Repeat the material exactly, leaving nothing out.

━━━━

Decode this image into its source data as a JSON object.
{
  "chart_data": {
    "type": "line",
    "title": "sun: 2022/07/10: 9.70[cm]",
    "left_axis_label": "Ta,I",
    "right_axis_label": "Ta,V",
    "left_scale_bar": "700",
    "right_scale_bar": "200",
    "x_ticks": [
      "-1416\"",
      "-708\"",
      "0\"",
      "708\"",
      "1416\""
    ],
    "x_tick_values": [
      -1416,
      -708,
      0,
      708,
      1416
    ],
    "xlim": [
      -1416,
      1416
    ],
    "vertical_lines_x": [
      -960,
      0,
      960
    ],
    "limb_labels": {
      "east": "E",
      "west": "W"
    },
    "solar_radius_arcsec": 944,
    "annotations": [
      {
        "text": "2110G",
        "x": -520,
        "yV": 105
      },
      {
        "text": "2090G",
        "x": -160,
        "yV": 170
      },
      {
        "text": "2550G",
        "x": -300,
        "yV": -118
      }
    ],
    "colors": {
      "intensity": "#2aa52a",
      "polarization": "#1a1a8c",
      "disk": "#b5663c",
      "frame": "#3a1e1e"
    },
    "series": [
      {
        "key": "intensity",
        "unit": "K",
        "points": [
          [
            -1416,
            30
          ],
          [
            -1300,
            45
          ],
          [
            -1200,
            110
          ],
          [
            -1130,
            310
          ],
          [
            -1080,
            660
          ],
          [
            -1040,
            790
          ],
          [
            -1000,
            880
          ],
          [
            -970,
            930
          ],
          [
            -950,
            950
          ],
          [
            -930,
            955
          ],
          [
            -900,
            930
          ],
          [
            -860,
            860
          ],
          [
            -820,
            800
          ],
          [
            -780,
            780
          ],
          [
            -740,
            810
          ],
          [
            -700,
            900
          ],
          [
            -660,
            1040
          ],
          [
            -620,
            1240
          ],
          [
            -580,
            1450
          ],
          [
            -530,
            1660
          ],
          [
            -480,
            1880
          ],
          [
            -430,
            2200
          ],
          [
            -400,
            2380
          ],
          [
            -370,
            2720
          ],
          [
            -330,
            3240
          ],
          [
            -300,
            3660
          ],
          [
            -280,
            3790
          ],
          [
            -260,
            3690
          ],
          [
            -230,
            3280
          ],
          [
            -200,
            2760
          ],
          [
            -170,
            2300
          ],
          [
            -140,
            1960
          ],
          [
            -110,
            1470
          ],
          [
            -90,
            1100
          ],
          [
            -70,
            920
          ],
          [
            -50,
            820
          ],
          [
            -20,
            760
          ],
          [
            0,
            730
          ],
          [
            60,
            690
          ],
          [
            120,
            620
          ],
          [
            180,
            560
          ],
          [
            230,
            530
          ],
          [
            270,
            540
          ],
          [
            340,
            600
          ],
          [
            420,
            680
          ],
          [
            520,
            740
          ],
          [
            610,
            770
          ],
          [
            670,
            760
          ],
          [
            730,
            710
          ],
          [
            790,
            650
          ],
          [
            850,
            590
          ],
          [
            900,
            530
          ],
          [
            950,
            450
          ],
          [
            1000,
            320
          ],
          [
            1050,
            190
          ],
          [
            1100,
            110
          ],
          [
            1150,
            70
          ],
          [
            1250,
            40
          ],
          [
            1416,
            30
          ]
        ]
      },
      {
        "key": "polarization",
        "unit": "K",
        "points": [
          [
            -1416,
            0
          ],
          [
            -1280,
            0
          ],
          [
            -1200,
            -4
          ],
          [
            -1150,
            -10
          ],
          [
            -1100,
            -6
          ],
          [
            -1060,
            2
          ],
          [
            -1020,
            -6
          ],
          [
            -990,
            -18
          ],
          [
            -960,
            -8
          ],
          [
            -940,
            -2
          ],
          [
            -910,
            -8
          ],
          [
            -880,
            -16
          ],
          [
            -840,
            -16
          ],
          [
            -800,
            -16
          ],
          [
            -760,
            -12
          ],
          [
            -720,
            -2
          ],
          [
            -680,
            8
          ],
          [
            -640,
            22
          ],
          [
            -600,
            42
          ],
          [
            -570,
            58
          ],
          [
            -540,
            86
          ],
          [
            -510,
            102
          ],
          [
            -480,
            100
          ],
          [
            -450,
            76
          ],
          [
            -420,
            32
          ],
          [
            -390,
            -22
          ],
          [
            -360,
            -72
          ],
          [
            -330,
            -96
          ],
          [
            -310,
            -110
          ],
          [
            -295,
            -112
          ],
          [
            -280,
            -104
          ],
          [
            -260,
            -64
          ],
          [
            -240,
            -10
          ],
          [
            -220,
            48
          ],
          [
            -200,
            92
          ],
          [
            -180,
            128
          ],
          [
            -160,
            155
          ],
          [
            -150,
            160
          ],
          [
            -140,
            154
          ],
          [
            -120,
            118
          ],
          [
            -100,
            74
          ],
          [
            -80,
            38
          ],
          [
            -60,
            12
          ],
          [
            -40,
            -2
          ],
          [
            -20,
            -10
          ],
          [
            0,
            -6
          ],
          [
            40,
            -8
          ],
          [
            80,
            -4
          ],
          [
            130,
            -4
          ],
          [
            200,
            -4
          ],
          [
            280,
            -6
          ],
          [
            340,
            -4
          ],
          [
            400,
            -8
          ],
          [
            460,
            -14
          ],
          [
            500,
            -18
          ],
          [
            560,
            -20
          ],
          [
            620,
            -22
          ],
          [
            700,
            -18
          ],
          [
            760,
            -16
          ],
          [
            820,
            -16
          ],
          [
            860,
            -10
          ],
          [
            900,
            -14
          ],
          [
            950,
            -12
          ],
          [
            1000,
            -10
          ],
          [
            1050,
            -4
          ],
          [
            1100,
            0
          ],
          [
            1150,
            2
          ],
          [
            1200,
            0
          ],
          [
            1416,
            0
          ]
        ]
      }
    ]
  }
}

━━━━

Exercise solution:
Decode this image into its source data as a JSON object.
{
  "chart_data": {
    "type": "line",
    "title": "sun: 2022/07/10: 9.70[cm]",
    "left_axis_label": "Ta,I",
    "right_axis_label": "Ta,V",
    "left_scale_bar": "700",
    "right_scale_bar": "200",
    "x_ticks": [
      "-1416\"",
      "-708\"",
      "0\"",
      "708\"",
      "1416\""
    ],
    "x_tick_values": [
      -1416,
      -708,
      0,
      708,
      1416
    ],
    "xlim": [
      -1416,
      1416
    ],
    "vertical_lines_x": [
      -960,
      0,
      960
    ],
    "limb_labels": {
      "east": "E",
      "west": "W"
    },
    "solar_radius_arcsec": 944,
    "annotations": [
      {
        "text": "2110G",
        "x": -520,
        "yV": 105
      },
      {
        "text": "2090G",
        "x": -160,
        "yV": 170
      },
      {
        "text": "2550G",
        "x": -300,
        "yV": -118
      }
    ],
    "colors": {
      "intensity": "#2aa52a",
      "polarization": "#1a1a8c",
      "disk": "#b5663c",
      "frame": "#3a1e1e"
    },
    "series": [
      {
        "key": "intensity",
        "unit": "K",
        "points": [
          [
            -1416,
            30
          ],
          [
            -1300,
            45
          ],
          [
            -1200,
            110
          ],
          [
            -1130,
            310
          ],
          [
            -1080,
            660
          ],
          [
            -1040,
            790
          ],
          [
            -1000,
            880
          ],
          [
            -970,
            930
          ],
          [
            -950,
            950
          ],
          [
            -930,
            955
          ],
          [
            -900,
            930
          ],
          [
            -860,
            860
          ],
          [
            -820,
            800
          ],
          [
            -780,
            780
          ],
          [
            -740,
            810
          ],
          [
            -700,
            900
          ],
          [
            -660,
            1040
          ],
          [
            -620,
            1240
          ],
          [
            -580,
            1450
          ],
          [
            -530,
            1660
          ],
          [
            -480,
            1880
          ],
          [
            -430,
            2200
          ],
          [
            -400,
            2380
          ],
          [
            -370,
            2720
          ],
          [
            -330,
            3240
          ],
          [
            -300,
            3660
          ],
          [
            -280,
            3790
          ],
          [
            -260,
            3690
          ],
          [
            -230,
            3280
          ],
          [
            -200,
            2760
          ],
          [
            -170,
            2300
          ],
          [
            -140,
            1960
          ],
          [
            -110,
            1470
          ],
          [
            -90,
            1100
          ],
          [
            -70,
            920
          ],
          [
            -50,
            820
          ],
          [
            -20,
            760
          ],
          [
            0,
            730
          ],
          [
            60,
            690
          ],
          [
            120,
            620
          ],
          [
            180,
            560
          ],
          [
            230,
            530
          ],
          [
            270,
            540
          ],
          [
            340,
            600
          ],
          [
            420,
            680
          ],
          [
            520,
            740
          ],
          [
            610,
            770
          ],
          [
            670,
            760
          ],
          [
            730,
            710
          ],
          [
            790,
            650
          ],
          [
            850,
            590
          ],
          [
            900,
            530
          ],
          [
            950,
            450
          ],
          [
            1000,
            320
          ],
          [
            1050,
            190
          ],
          [
            1100,
            110
          ],
          [
            1150,
            70
          ],
          [
            1250,
            40
          ],
          [
            1416,
            30
          ]
        ]
      },
      {
        "key": "polarization",
        "unit": "K",
        "points": [
          [
            -1416,
            0
          ],
          [
            -1280,
            0
          ],
          [
            -1200,
            -4
          ],
          [
            -1150,
            -10
          ],
          [
            -1100,
            -6
          ],
          [
            -1060,
            2
          ],
          [
            -1020,
            -6
          ],
          [
            -990,
            -18
          ],
          [
            -960,
            -8
          ],
          [
            -940,
            -2
          ],
          [
            -910,
            -8
          ],
          [
            -880,
            -16
          ],
          [
            -840,
            -16
          ],
          [
            -800,
            -16
          ],
          [
            -760,
            -12
          ],
          [
            -720,
            -2
          ],
          [
            -680,
            8
          ],
          [
            -640,
            22
          ],
          [
            -600,
            42
          ],
          [
            -570,
            58
          ],
          [
            -540,
            86
          ],
          [
            -510,
            102
          ],
          [
            -480,
            100
          ],
          [
            -450,
            76
          ],
          [
            -420,
            32
          ],
          [
            -390,
            -22
          ],
          [
            -360,
            -72
          ],
          [
            -330,
            -96
          ],
          [
            -310,
            -110
          ],
          [
            -295,
            -112
          ],
          [
            -280,
            -104
          ],
          [
            -260,
            -64
          ],
          [
            -240,
            -10
          ],
          [
            -220,
            48
          ],
          [
            -200,
            92
          ],
          [
            -180,
            128
          ],
          [
            -160,
            155
          ],
          [
            -150,
            160
          ],
          [
            -140,
            154
          ],
          [
            -120,
            118
          ],
          [
            -100,
            74
          ],
          [
            -80,
            38
          ],
          [
            -60,
            12
          ],
          [
            -40,
            -2
          ],
          [
            -20,
            -10
          ],
          [
            0,
            -6
          ],
          [
            40,
            -8
          ],
          [
            80,
            -4
          ],
          [
            130,
            -4
          ],
          [
            200,
            -4
          ],
          [
            280,
            -6
          ],
          [
            340,
            -4
          ],
          [
            400,
            -8
          ],
          [
            460,
            -14
          ],
          [
            500,
            -18
          ],
          [
            560,
            -20
          ],
          [
            620,
            -22
          ],
          [
            700,
            -18
          ],
          [
            760,
            -16
          ],
          [
            820,
            -16
          ],
          [
            860,
            -10
          ],
          [
            900,
            -14
          ],
          [
            950,
            -12
          ],
          [
            1000,
            -10
          ],
          [
            1050,
            -4
          ],
          [
            1100,
            0
          ],
          [
            1150,
            2
          ],
          [
            1200,
            0
          ],
          [
            1416,
            0
          ]
        ]
      }
    ]
  }
}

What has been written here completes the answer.